[Dataset items]

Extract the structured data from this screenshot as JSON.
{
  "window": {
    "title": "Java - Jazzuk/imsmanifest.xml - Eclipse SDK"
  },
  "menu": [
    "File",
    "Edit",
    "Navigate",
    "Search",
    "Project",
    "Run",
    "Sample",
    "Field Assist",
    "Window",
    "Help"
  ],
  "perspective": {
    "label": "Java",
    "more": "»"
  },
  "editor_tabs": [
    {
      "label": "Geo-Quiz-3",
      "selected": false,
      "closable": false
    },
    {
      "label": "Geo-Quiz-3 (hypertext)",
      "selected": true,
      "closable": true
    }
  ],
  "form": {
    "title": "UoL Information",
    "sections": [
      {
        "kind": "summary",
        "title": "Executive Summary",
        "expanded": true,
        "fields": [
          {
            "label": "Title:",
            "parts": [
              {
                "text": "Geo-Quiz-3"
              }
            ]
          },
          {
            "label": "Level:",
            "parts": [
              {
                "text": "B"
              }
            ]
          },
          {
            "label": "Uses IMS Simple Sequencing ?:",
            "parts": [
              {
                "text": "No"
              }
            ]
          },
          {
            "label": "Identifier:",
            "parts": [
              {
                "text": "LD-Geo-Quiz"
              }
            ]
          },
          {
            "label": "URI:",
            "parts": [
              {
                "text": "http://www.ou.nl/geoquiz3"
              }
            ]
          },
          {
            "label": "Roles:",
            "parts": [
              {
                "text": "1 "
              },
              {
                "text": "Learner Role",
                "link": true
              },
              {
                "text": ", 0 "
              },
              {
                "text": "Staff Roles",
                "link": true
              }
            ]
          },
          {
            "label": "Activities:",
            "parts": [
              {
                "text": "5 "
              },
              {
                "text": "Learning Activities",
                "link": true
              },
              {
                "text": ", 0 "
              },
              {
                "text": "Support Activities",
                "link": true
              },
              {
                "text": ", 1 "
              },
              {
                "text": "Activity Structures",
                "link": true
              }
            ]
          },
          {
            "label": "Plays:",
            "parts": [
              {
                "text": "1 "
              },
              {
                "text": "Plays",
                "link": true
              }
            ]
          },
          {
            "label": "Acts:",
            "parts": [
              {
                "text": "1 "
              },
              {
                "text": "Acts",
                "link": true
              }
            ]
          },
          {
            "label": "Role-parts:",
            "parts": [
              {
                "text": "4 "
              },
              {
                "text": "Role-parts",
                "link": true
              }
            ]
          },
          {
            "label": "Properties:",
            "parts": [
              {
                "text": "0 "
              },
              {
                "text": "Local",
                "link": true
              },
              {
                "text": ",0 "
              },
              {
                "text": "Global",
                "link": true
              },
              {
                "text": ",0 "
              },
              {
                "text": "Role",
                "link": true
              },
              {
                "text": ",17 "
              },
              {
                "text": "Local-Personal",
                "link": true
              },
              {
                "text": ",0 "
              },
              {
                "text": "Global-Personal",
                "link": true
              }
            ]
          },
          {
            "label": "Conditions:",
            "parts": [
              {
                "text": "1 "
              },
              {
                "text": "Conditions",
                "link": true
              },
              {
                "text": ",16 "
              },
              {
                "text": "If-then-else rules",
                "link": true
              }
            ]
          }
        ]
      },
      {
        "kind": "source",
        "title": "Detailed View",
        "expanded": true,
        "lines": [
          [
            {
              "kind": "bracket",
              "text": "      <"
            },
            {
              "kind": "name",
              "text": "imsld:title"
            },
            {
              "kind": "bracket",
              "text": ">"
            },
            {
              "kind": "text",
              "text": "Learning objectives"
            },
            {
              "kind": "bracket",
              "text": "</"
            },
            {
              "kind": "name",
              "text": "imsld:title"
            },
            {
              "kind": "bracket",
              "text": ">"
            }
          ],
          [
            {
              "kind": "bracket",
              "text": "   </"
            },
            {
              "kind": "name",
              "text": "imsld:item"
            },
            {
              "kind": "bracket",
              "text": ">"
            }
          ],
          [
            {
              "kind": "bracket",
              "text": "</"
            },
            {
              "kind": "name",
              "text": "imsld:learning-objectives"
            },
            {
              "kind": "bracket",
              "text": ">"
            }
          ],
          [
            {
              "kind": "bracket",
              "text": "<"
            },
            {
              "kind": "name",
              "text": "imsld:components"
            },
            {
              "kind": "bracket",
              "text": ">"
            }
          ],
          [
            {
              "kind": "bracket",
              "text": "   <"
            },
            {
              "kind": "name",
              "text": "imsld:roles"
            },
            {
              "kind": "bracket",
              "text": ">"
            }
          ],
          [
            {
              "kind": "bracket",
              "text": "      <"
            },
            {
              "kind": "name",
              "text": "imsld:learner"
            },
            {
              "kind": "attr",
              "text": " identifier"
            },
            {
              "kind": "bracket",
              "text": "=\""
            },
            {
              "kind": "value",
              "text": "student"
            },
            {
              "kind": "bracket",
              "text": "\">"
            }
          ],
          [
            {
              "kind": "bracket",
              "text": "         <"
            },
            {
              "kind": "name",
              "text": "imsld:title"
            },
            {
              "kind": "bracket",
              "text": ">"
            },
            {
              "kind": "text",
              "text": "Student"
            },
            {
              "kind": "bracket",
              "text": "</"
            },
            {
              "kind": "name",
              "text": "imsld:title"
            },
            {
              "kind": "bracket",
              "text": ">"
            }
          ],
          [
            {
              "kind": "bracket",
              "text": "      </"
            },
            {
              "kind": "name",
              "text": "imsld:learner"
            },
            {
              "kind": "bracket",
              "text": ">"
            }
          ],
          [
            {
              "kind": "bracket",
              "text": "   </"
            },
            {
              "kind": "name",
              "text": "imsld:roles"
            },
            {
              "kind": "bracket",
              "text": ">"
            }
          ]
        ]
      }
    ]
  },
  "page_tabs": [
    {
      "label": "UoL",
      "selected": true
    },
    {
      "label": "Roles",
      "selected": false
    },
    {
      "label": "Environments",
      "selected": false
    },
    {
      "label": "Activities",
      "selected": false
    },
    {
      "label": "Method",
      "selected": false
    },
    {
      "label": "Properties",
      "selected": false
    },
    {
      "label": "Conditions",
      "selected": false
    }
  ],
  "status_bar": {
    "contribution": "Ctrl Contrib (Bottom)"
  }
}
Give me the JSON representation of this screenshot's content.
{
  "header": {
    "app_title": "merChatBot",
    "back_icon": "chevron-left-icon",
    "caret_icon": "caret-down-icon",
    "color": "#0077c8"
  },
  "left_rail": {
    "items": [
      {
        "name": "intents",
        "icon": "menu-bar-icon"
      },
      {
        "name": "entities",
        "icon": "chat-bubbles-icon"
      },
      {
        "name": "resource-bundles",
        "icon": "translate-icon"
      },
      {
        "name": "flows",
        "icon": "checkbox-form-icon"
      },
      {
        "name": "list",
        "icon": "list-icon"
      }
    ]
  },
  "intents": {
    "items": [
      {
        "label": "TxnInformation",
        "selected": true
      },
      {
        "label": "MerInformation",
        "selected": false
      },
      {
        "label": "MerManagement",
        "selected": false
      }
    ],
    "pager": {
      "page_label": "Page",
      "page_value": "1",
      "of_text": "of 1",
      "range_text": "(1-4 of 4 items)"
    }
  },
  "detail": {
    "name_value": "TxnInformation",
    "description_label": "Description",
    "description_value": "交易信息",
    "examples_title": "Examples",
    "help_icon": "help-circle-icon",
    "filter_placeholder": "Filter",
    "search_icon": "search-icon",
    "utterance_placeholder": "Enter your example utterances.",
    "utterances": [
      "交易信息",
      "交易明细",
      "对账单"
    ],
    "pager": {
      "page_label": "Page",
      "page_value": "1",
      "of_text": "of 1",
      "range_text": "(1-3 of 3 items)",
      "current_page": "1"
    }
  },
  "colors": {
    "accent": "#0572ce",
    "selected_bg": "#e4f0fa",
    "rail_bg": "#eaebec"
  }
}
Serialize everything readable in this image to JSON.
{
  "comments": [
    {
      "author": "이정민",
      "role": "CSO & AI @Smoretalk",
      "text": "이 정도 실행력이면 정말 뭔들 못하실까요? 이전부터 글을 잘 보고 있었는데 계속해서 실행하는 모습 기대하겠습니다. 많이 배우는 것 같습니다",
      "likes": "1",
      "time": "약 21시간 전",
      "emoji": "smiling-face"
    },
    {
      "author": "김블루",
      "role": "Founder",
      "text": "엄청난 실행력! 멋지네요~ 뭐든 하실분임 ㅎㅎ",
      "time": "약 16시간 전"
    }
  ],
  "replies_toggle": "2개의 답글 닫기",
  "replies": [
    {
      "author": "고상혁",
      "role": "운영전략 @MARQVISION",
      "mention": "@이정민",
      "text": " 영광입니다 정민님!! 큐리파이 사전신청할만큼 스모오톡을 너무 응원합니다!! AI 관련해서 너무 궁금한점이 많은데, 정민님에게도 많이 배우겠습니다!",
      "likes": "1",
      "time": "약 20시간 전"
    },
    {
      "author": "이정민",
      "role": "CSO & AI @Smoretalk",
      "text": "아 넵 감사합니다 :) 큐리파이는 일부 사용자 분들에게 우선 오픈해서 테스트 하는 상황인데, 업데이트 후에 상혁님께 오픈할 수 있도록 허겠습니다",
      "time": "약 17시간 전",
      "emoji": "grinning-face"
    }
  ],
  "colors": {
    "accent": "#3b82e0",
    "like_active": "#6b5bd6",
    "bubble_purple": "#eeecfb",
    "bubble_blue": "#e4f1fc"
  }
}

REQUIRED TASK
Check each line above for the word "Conditions" and copy the ones that have it.

WORKED SOLUTION
            "label": "Conditions:",
                "text": "Conditions",
      "label": "Conditions",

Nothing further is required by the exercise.